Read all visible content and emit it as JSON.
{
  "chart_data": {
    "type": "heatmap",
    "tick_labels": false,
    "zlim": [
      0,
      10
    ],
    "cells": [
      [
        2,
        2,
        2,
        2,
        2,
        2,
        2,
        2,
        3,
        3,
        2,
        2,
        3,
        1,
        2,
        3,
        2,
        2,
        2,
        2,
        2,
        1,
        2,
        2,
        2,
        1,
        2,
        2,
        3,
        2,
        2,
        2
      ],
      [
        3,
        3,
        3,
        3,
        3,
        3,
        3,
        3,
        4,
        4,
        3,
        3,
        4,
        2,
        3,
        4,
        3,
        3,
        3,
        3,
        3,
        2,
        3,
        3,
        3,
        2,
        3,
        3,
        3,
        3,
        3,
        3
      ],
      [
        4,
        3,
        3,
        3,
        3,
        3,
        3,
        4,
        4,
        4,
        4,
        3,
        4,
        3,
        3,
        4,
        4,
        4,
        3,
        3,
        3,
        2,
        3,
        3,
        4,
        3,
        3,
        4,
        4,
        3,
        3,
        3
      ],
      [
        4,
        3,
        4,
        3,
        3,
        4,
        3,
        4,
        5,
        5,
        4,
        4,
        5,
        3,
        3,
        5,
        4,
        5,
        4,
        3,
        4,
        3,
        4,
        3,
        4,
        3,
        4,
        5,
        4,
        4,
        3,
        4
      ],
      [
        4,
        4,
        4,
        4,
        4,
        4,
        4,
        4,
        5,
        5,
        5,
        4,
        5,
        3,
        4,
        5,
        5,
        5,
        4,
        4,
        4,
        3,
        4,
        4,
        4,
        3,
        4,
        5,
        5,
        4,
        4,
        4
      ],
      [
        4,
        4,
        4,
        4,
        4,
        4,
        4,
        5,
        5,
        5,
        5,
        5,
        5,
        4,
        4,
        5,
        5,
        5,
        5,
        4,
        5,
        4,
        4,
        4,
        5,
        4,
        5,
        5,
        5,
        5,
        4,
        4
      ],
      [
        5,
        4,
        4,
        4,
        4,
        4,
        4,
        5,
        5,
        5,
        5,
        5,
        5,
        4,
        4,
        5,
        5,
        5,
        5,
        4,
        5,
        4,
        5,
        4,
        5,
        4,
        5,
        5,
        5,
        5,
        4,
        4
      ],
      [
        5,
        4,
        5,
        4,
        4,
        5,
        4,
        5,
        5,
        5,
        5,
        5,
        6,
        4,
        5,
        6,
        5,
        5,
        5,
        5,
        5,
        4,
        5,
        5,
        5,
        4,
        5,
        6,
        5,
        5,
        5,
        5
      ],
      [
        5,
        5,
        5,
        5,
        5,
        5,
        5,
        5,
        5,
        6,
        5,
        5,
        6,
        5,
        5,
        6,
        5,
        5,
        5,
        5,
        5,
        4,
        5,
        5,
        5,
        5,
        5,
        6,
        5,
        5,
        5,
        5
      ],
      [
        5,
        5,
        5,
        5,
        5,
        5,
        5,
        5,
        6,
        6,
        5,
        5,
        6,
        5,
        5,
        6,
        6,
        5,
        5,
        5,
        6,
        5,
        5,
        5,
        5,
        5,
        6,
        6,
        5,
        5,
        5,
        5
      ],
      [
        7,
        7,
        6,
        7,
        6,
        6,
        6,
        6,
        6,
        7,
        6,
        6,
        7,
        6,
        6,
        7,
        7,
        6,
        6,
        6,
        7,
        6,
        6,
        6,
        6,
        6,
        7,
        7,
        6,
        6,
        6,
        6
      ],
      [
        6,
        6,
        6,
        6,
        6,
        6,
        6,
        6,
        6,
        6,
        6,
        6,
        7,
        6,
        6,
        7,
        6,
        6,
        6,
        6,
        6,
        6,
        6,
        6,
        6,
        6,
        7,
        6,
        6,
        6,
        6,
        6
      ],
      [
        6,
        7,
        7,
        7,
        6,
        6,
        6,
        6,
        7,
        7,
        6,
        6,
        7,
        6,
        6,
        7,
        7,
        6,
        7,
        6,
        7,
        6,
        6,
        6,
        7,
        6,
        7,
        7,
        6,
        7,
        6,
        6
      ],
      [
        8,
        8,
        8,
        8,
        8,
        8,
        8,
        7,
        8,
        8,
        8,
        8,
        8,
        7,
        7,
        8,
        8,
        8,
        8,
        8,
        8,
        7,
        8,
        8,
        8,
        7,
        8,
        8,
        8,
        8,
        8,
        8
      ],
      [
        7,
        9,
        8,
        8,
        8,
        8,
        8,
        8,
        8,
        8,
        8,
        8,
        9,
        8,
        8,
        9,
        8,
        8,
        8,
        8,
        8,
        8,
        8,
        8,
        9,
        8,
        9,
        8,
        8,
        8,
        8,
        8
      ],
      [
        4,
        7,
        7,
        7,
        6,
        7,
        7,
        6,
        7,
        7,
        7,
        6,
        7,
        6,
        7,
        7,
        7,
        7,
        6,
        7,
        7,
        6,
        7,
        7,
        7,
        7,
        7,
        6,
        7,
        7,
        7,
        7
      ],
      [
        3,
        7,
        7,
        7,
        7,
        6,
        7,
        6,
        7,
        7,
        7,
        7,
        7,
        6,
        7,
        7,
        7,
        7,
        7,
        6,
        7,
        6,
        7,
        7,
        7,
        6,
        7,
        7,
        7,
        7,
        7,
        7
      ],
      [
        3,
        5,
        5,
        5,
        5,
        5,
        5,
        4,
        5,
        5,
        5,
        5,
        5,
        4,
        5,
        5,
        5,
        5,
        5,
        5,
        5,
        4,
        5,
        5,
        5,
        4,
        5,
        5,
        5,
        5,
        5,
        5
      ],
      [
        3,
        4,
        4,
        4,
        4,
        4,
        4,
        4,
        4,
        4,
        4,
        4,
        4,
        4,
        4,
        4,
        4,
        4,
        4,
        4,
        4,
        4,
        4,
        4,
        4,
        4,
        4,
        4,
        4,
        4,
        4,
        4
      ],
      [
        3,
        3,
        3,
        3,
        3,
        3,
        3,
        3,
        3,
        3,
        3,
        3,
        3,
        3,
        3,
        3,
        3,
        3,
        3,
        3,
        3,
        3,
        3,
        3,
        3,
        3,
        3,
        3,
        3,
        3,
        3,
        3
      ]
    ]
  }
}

══════

→ **Problem details**: Retype the material in full, character for character.

→ **Task answer**:
Read all visible content and emit it as JSON.
{
  "chart_data": {
    "type": "heatmap",
    "tick_labels": false,
    "zlim": [
      0,
      10
    ],
    "cells": [
      [
        2,
        2,
        2,
        2,
        2,
        2,
        2,
        2,
        3,
        3,
        2,
        2,
        3,
        1,
        2,
        3,
        2,
        2,
        2,
        2,
        2,
        1,
        2,
        2,
        2,
        1,
        2,
        2,
        3,
        2,
        2,
        2
      ],
      [
        3,
        3,
        3,
        3,
        3,
        3,
        3,
        3,
        4,
        4,
        3,
        3,
        4,
        2,
        3,
        4,
        3,
        3,
        3,
        3,
        3,
        2,
        3,
        3,
        3,
        2,
        3,
        3,
        3,
        3,
        3,
        3
      ],
      [
        4,
        3,
        3,
        3,
        3,
        3,
        3,
        4,
        4,
        4,
        4,
        3,
        4,
        3,
        3,
        4,
        4,
        4,
        3,
        3,
        3,
        2,
        3,
        3,
        4,
        3,
        3,
        4,
        4,
        3,
        3,
        3
      ],
      [
        4,
        3,
        4,
        3,
        3,
        4,
        3,
        4,
        5,
        5,
        4,
        4,
        5,
        3,
        3,
        5,
        4,
        5,
        4,
        3,
        4,
        3,
        4,
        3,
        4,
        3,
        4,
        5,
        4,
        4,
        3,
        4
      ],
      [
        4,
        4,
        4,
        4,
        4,
        4,
        4,
        4,
        5,
        5,
        5,
        4,
        5,
        3,
        4,
        5,
        5,
        5,
        4,
        4,
        4,
        3,
        4,
        4,
        4,
        3,
        4,
        5,
        5,
        4,
        4,
        4
      ],
      [
        4,
        4,
        4,
        4,
        4,
        4,
        4,
        5,
        5,
        5,
        5,
        5,
        5,
        4,
        4,
        5,
        5,
        5,
        5,
        4,
        5,
        4,
        4,
        4,
        5,
        4,
        5,
        5,
        5,
        5,
        4,
        4
      ],
      [
        5,
        4,
        4,
        4,
        4,
        4,
        4,
        5,
        5,
        5,
        5,
        5,
        5,
        4,
        4,
        5,
        5,
        5,
        5,
        4,
        5,
        4,
        5,
        4,
        5,
        4,
        5,
        5,
        5,
        5,
        4,
        4
      ],
      [
        5,
        4,
        5,
        4,
        4,
        5,
        4,
        5,
        5,
        5,
        5,
        5,
        6,
        4,
        5,
        6,
        5,
        5,
        5,
        5,
        5,
        4,
        5,
        5,
        5,
        4,
        5,
        6,
        5,
        5,
        5,
        5
      ],
      [
        5,
        5,
        5,
        5,
        5,
        5,
        5,
        5,
        5,
        6,
        5,
        5,
        6,
        5,
        5,
        6,
        5,
        5,
        5,
        5,
        5,
        4,
        5,
        5,
        5,
        5,
        5,
        6,
        5,
        5,
        5,
        5
      ],
      [
        5,
        5,
        5,
        5,
        5,
        5,
        5,
        5,
        6,
        6,
        5,
        5,
        6,
        5,
        5,
        6,
        6,
        5,
        5,
        5,
        6,
        5,
        5,
        5,
        5,
        5,
        6,
        6,
        5,
        5,
        5,
        5
      ],
      [
        7,
        7,
        6,
        7,
        6,
        6,
        6,
        6,
        6,
        7,
        6,
        6,
        7,
        6,
        6,
        7,
        7,
        6,
        6,
        6,
        7,
        6,
        6,
        6,
        6,
        6,
        7,
        7,
        6,
        6,
        6,
        6
      ],
      [
        6,
        6,
        6,
        6,
        6,
        6,
        6,
        6,
        6,
        6,
        6,
        6,
        7,
        6,
        6,
        7,
        6,
        6,
        6,
        6,
        6,
        6,
        6,
        6,
        6,
        6,
        7,
        6,
        6,
        6,
        6,
        6
      ],
      [
        6,
        7,
        7,
        7,
        6,
        6,
        6,
        6,
        7,
        7,
        6,
        6,
        7,
        6,
        6,
        7,
        7,
        6,
        7,
        6,
        7,
        6,
        6,
        6,
        7,
        6,
        7,
        7,
        6,
        7,
        6,
        6
      ],
      [
        8,
        8,
        8,
        8,
        8,
        8,
        8,
        7,
        8,
        8,
        8,
        8,
        8,
        7,
        7,
        8,
        8,
        8,
        8,
        8,
        8,
        7,
        8,
        8,
        8,
        7,
        8,
        8,
        8,
        8,
        8,
        8
      ],
      [
        7,
        9,
        8,
        8,
        8,
        8,
        8,
        8,
        8,
        8,
        8,
        8,
        9,
        8,
        8,
        9,
        8,
        8,
        8,
        8,
        8,
        8,
        8,
        8,
        9,
        8,
        9,
        8,
        8,
        8,
        8,
        8
      ],
      [
        4,
        7,
        7,
        7,
        6,
        7,
        7,
        6,
        7,
        7,
        7,
        6,
        7,
        6,
        7,
        7,
        7,
        7,
        6,
        7,
        7,
        6,
        7,
        7,
        7,
        7,
        7,
        6,
        7,
        7,
        7,
        7
      ],
      [
        3,
        7,
        7,
        7,
        7,
        6,
        7,
        6,
        7,
        7,
        7,
        7,
        7,
        6,
        7,
        7,
        7,
        7,
        7,
        6,
        7,
        6,
        7,
        7,
        7,
        6,
        7,
        7,
        7,
        7,
        7,
        7
      ],
      [
        3,
        5,
        5,
        5,
        5,
        5,
        5,
        4,
        5,
        5,
        5,
        5,
        5,
        4,
        5,
        5,
        5,
        5,
        5,
        5,
        5,
        4,
        5,
        5,
        5,
        4,
        5,
        5,
        5,
        5,
        5,
        5
      ],
      [
        3,
        4,
        4,
        4,
        4,
        4,
        4,
        4,
        4,
        4,
        4,
        4,
        4,
        4,
        4,
        4,
        4,
        4,
        4,
        4,
        4,
        4,
        4,
        4,
        4,
        4,
        4,
        4,
        4,
        4,
        4,
        4
      ],
      [
        3,
        3,
        3,
        3,
        3,
        3,
        3,
        3,
        3,
        3,
        3,
        3,
        3,
        3,
        3,
        3,
        3,
        3,
        3,
        3,
        3,
        3,
        3,
        3,
        3,
        3,
        3,
        3,
        3,
        3,
        3,
        3
      ]
    ]
  }
}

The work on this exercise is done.